#### MATERIAL SUPPLIED:
┌────────

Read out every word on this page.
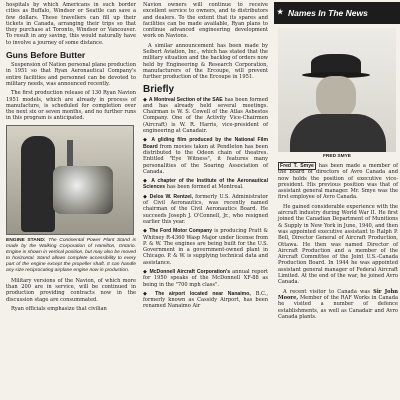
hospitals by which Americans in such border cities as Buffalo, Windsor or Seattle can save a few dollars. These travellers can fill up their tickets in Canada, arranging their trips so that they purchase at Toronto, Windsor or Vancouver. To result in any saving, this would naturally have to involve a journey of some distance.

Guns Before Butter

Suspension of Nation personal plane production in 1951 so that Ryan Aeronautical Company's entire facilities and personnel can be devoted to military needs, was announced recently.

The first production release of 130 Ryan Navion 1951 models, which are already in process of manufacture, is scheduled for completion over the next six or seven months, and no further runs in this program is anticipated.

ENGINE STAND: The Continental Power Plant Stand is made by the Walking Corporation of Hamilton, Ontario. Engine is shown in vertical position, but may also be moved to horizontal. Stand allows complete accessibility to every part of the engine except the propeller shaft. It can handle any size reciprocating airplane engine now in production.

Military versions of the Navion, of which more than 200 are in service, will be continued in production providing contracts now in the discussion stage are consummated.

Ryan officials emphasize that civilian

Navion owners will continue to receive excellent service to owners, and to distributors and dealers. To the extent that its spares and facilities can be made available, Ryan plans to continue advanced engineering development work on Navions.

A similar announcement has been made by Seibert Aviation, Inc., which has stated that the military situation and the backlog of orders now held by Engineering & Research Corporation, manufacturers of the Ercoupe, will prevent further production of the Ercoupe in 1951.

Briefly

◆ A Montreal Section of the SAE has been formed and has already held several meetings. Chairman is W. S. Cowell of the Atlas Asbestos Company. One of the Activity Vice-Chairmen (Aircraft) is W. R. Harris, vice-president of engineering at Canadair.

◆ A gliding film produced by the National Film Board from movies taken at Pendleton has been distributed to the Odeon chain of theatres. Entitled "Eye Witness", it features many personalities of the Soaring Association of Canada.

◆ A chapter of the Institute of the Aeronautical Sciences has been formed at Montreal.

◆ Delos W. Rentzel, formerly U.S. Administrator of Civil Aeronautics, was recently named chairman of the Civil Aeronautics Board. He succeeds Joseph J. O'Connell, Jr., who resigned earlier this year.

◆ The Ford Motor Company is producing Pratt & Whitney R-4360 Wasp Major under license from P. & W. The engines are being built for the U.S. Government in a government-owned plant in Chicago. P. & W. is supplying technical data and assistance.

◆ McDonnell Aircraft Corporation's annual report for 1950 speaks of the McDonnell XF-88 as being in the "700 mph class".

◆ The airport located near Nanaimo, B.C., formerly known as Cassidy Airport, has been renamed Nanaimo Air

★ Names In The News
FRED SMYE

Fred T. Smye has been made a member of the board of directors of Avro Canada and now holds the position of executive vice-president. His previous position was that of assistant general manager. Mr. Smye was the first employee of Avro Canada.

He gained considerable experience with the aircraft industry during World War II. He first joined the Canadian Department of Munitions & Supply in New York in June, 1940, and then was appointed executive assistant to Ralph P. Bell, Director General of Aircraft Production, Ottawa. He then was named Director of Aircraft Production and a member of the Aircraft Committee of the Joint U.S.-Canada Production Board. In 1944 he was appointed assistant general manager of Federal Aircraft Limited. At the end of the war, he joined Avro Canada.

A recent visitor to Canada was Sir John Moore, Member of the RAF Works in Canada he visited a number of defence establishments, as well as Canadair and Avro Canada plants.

└────────
┌────────

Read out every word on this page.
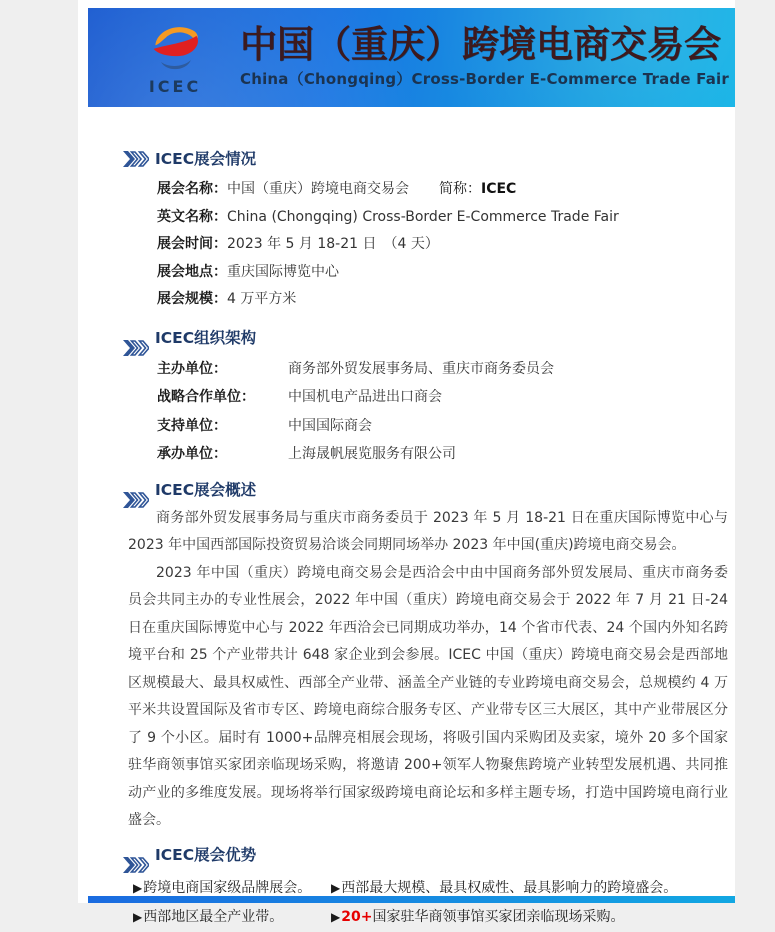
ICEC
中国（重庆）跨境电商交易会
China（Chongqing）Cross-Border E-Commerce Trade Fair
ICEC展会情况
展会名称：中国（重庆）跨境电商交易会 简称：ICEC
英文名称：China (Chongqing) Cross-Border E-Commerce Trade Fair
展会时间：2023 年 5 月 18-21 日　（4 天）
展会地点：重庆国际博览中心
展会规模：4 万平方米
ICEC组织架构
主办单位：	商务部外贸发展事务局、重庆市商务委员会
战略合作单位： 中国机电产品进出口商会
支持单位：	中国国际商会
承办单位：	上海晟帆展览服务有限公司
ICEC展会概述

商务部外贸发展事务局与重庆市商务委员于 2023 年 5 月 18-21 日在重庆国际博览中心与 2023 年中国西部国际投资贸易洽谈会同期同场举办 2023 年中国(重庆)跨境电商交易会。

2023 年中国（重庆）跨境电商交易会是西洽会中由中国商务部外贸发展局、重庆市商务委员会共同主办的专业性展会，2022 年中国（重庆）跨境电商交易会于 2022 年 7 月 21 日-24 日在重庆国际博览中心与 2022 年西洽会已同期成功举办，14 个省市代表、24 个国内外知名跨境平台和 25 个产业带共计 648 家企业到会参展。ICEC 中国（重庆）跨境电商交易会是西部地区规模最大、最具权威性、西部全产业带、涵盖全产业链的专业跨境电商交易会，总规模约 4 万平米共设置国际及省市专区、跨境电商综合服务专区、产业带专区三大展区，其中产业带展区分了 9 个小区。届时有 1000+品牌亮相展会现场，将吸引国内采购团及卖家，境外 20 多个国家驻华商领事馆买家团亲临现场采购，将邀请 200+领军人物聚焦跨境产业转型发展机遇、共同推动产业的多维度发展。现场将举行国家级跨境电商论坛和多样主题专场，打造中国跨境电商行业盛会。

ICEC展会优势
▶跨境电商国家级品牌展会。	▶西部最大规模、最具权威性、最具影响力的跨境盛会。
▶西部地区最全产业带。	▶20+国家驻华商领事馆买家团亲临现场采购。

└────────
┌────────

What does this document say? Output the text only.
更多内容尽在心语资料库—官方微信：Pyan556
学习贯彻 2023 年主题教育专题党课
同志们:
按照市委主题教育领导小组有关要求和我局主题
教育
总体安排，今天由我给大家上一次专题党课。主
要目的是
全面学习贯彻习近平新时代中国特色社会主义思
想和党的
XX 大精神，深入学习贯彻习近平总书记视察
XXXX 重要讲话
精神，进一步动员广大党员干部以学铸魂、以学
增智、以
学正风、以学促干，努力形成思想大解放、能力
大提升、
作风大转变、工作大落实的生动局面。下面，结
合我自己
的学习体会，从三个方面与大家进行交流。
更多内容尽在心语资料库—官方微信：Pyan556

└────────

#### SET EXERCISE:
Check each line above for the word "held", and copy the lines where it appears.

#### CORRECT RESPONSE:
A similar announcement has been made by Seibert Aviation, Inc., which has stated that the military situation and the backlog of orders now held by Engineering & Research Corporation, manufacturers of the Ercoupe, will prevent further production of the Ercoupe in 1951.
◆ A Montreal Section of the SAE has been formed and has already held several meetings. Chairman is W. S. Cowell of the Atlas Asbestos Company. One of the Activity Vice-Chairmen (Aircraft) is W. R. Harris, vice-president of engineering at Canadair.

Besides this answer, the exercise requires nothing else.